GOAL → Work out how many lines of the material below mention the word "δεινὰ"; reply with the number only.

begin

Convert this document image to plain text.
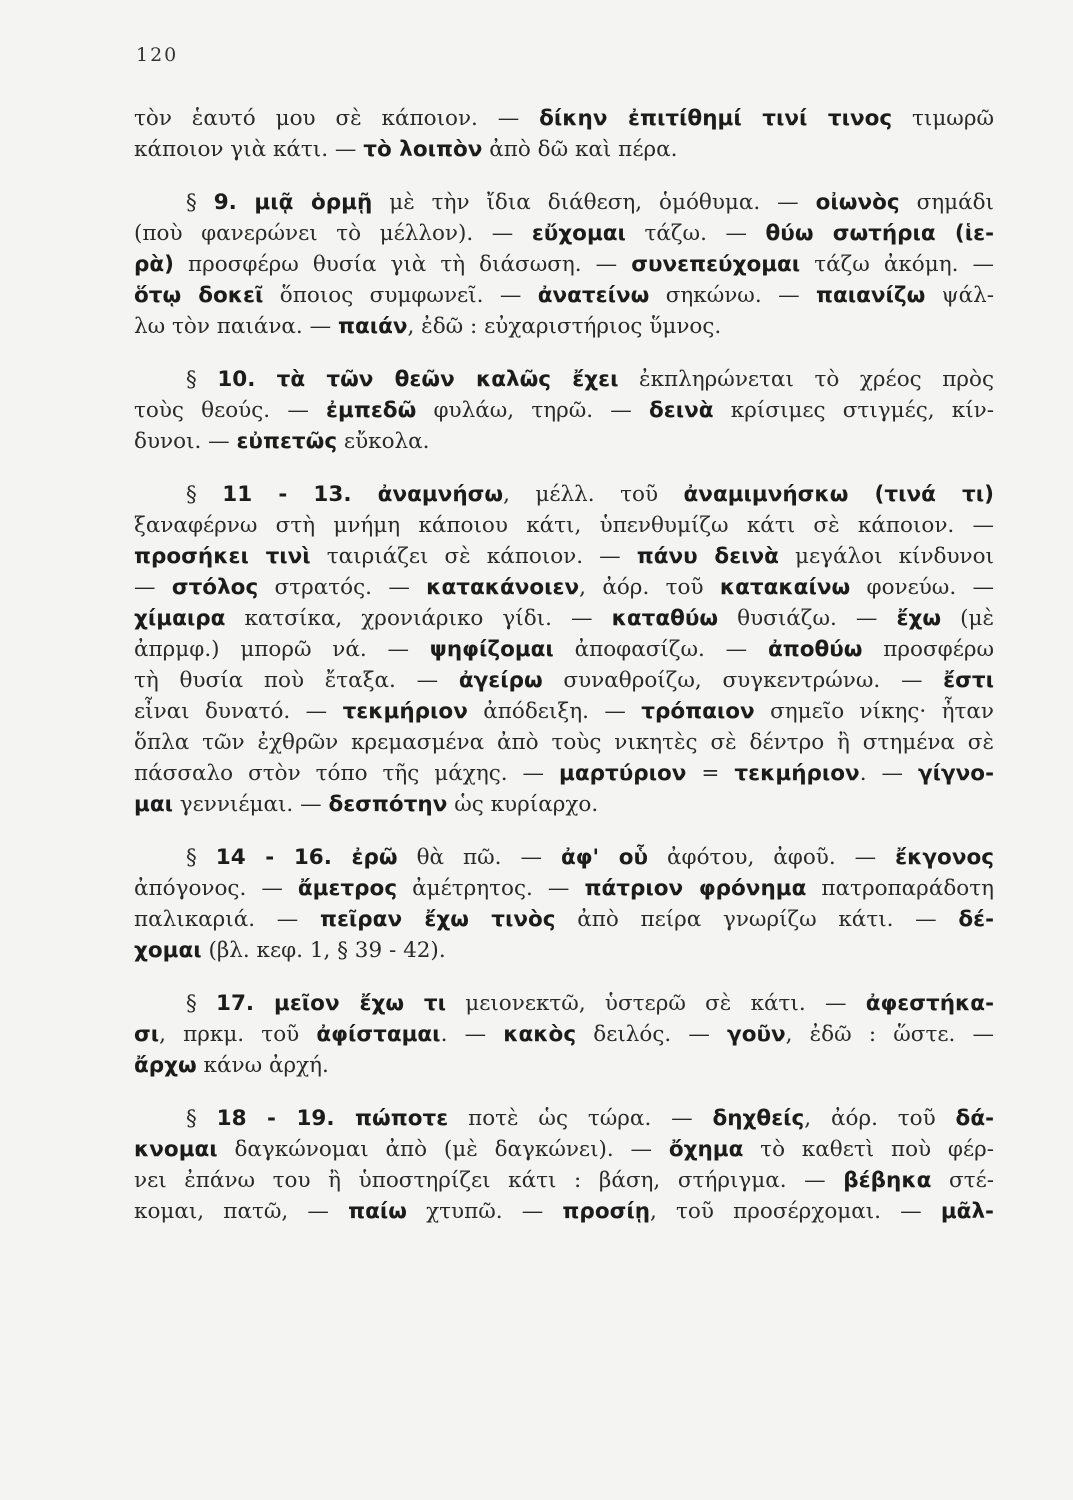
120
τὸν ἑαυτό μου σὲ κάποιον. — δίκην ἐπιτίθημί τινί τινος τιμωρῶ
κάποιον γιὰ κάτι. — τὸ λοιπὸν ἀπὸ δῶ καὶ πέρα.
§ 9. μιᾷ ὁρμῇ μὲ τὴν ἴδια διάθεση, ὁμόθυμα. — οἰωνὸς σημάδι
(ποὺ φανερώνει τὸ μέλλον). — εὔχομαι τάζω. — θύω σωτήρια (ἱε-
ρὰ) προσφέρω θυσία γιὰ τὴ διάσωση. — συνεπεύχομαι τάζω ἀκόμη. —
ὅτῳ δοκεῖ ὅποιος συμφωνεῖ. — ἀνατείνω σηκώνω. — παιανίζω ψάλ-
λω τὸν παιάνα. — παιάν, ἐδῶ : εὐχαριστήριος ὕμνος.
§ 10. τὰ τῶν θεῶν καλῶς ἔχει ἐκπληρώνεται τὸ χρέος πρὸς
τοὺς θεούς. — ἐμπεδῶ φυλάω, τηρῶ. — δεινὰ κρίσιμες στιγμές, κίν-
δυνοι. — εὐπετῶς εὔκολα.
§ 11 - 13. ἀναμνήσω, μέλλ. τοῦ ἀναμιμνήσκω (τινά τι)
ξαναφέρνω στὴ μνήμη κάποιου κάτι, ὑπενθυμίζω κάτι σὲ κάποιον. —
προσήκει τινὶ ταιριάζει σὲ κάποιον. — πάνυ δεινὰ μεγάλοι κίνδυνοι
— στόλος στρατός. — κατακάνοιεν, ἀόρ. τοῦ κατακαίνω φονεύω. —
χίμαιρα κατσίκα, χρονιάρικο γίδι. — καταθύω θυσιάζω. — ἔχω (μὲ
ἀπρμφ.) μπορῶ νά. — ψηφίζομαι ἀποφασίζω. — ἀποθύω προσφέρω
τὴ θυσία ποὺ ἔταξα. — ἀγείρω συναθροίζω, συγκεντρώνω. — ἔστι
εἶναι δυνατό. — τεκμήριον ἀπόδειξη. — τρόπαιον σημεῖο νίκης· ἦταν
ὅπλα τῶν ἐχθρῶν κρεμασμένα ἀπὸ τοὺς νικητὲς σὲ δέντρο ἢ στημένα σὲ
πάσσαλο στὸν τόπο τῆς μάχης. — μαρτύριον = τεκμήριον. — γίγνο-
μαι γεννιέμαι. — δεσπότην ὡς κυρίαρχο.
§ 14 - 16. ἐρῶ θὰ πῶ. — ἀφ' οὗ ἀφότου, ἀφοῦ. — ἔκγονος
ἀπόγονος. — ἄμετρος ἀμέτρητος. — πάτριον φρόνημα πατροπαράδοτη
παλικαριά. — πεῖραν ἔχω τινὸς ἀπὸ πείρα γνωρίζω κάτι. — δέ-
χομαι (βλ. κεφ. 1, § 39 - 42).
§ 17. μεῖον ἔχω τι μειονεκτῶ, ὑστερῶ σὲ κάτι. — ἀφεστήκα-
σι, πρκμ. τοῦ ἀφίσταμαι. — κακὸς δειλός. — γοῦν, ἐδῶ : ὥστε. —
ἄρχω κάνω ἀρχή.
§ 18 - 19. πώποτε ποτὲ ὡς τώρα. — δηχθείς, ἀόρ. τοῦ δά-
κνομαι δαγκώνομαι ἀπὸ (μὲ δαγκώνει). — ὄχημα τὸ καθετὶ ποὺ φέρ-
νει ἐπάνω του ἢ ὑποστηρίζει κάτι : βάση, στήριγμα. — βέβηκα στέ-
κομαι, πατῶ, — παίω χτυπῶ. — προσίῃ, τοῦ προσέρχομαι. — μᾶλ-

end

THE RESPONSE → 2